=== Items ===

%%

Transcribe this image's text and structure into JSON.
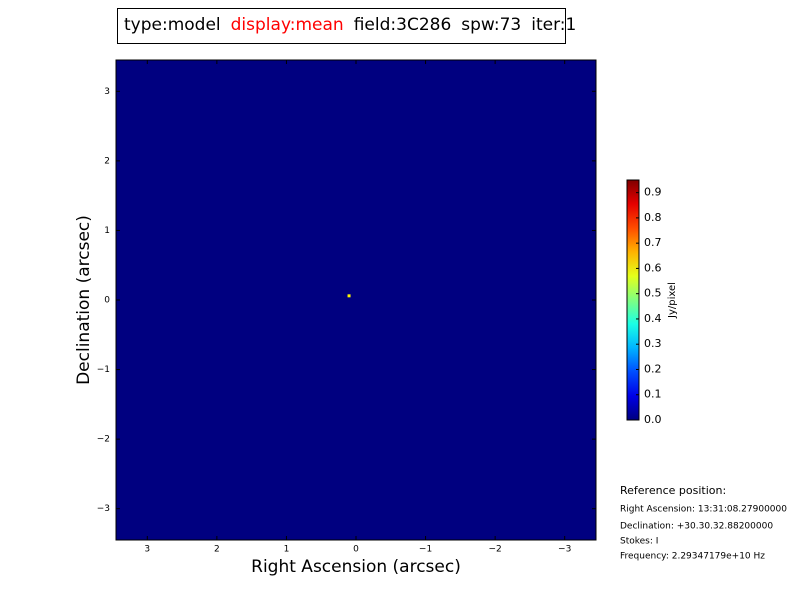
{
  "chart_data": {
    "type": "image",
    "header": [
      {
        "text": "type:model",
        "color": "#000000"
      },
      {
        "text": "display:mean",
        "color": "#ff0000"
      },
      {
        "text": "field:3C286",
        "color": "#000000"
      },
      {
        "text": "spw:73",
        "color": "#000000"
      },
      {
        "text": "iter:1",
        "color": "#000000"
      }
    ],
    "x_label": "Right Ascension (arcsec)",
    "y_label": "Declination (arcsec)",
    "xlim": [
      3.45,
      -3.45
    ],
    "ylim": [
      -3.45,
      3.45
    ],
    "xticks": [
      3,
      2,
      1,
      0,
      {
        "value": -1,
        "label": "−1"
      },
      {
        "value": -2,
        "label": "−2"
      },
      {
        "value": -3,
        "label": "−3"
      }
    ],
    "yticks": [
      {
        "value": -3,
        "label": "−3"
      },
      {
        "value": -2,
        "label": "−2"
      },
      {
        "value": -1,
        "label": "−1"
      },
      0,
      1,
      2,
      3
    ],
    "colormap": "jet",
    "colorbar_label": "Jy/pixel",
    "clim": [
      0,
      0.95
    ],
    "cticks": [
      {
        "value": 0,
        "label": "0.0"
      },
      0.1,
      0.2,
      0.3,
      0.4,
      0.5,
      0.6,
      0.7,
      0.8,
      0.9
    ],
    "points": {
      "x": [
        0.1
      ],
      "y": [
        0.06
      ],
      "values": [
        0.6
      ]
    },
    "annotations": [
      "Reference position:",
      "Right Ascension: 13:31:08.27900000",
      "Declination: +30.30.32.88200000",
      "Stokes: I",
      "Frequency: 2.29347179e+10 Hz"
    ]
  }
}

%%

=== Given exercise ===
Keep every word of the data as it is when you write it out, but drop the pictures.

=== Reply ===
Transcribe this image's text and structure into JSON.
{
  "chart_data": {
    "type": "image",
    "header": [
      {
        "text": "type:model",
        "color": "#000000"
      },
      {
        "text": "display:mean",
        "color": "#ff0000"
      },
      {
        "text": "field:3C286",
        "color": "#000000"
      },
      {
        "text": "spw:73",
        "color": "#000000"
      },
      {
        "text": "iter:1",
        "color": "#000000"
      }
    ],
    "x_label": "Right Ascension (arcsec)",
    "y_label": "Declination (arcsec)",
    "xlim": [
      3.45,
      -3.45
    ],
    "ylim": [
      -3.45,
      3.45
    ],
    "xticks": [
      3,
      2,
      1,
      0,
      {
        "value": -1,
        "label": "−1"
      },
      {
        "value": -2,
        "label": "−2"
      },
      {
        "value": -3,
        "label": "−3"
      }
    ],
    "yticks": [
      {
        "value": -3,
        "label": "−3"
      },
      {
        "value": -2,
        "label": "−2"
      },
      {
        "value": -1,
        "label": "−1"
      },
      0,
      1,
      2,
      3
    ],
    "colormap": "jet",
    "colorbar_label": "Jy/pixel",
    "clim": [
      0,
      0.95
    ],
    "cticks": [
      {
        "value": 0,
        "label": "0.0"
      },
      0.1,
      0.2,
      0.3,
      0.4,
      0.5,
      0.6,
      0.7,
      0.8,
      0.9
    ],
    "points": {
      "x": [
        0.1
      ],
      "y": [
        0.06
      ],
      "values": [
        0.6
      ]
    },
    "annotations": [
      "Reference position:",
      "Right Ascension: 13:31:08.27900000",
      "Declination: +30.30.32.88200000",
      "Stokes: I",
      "Frequency: 2.29347179e+10 Hz"
    ]
  }
}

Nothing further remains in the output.